Aim:
Would you quote the material below in full and unchanged?

Data excerpts:

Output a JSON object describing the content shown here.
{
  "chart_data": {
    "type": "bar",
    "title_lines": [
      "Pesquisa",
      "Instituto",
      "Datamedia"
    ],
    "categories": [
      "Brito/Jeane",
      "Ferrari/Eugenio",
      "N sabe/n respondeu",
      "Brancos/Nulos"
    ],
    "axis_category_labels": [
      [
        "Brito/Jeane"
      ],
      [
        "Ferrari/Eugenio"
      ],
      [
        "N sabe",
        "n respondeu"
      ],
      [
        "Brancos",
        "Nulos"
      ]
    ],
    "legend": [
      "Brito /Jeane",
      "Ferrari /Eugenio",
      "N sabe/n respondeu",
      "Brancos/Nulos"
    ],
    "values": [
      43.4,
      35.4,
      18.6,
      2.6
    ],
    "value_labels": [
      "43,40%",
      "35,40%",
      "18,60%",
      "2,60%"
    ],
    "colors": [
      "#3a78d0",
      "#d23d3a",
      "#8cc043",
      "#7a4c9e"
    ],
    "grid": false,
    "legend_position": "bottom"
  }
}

Response below:
Output a JSON object describing the content shown here.
{
  "chart_data": {
    "type": "bar",
    "title_lines": [
      "Pesquisa",
      "Instituto",
      "Datamedia"
    ],
    "categories": [
      "Brito/Jeane",
      "Ferrari/Eugenio",
      "N sabe/n respondeu",
      "Brancos/Nulos"
    ],
    "axis_category_labels": [
      [
        "Brito/Jeane"
      ],
      [
        "Ferrari/Eugenio"
      ],
      [
        "N sabe",
        "n respondeu"
      ],
      [
        "Brancos",
        "Nulos"
      ]
    ],
    "legend": [
      "Brito /Jeane",
      "Ferrari /Eugenio",
      "N sabe/n respondeu",
      "Brancos/Nulos"
    ],
    "values": [
      43.4,
      35.4,
      18.6,
      2.6
    ],
    "value_labels": [
      "43,40%",
      "35,40%",
      "18,60%",
      "2,60%"
    ],
    "colors": [
      "#3a78d0",
      "#d23d3a",
      "#8cc043",
      "#7a4c9e"
    ],
    "grid": false,
    "legend_position": "bottom"
  }
}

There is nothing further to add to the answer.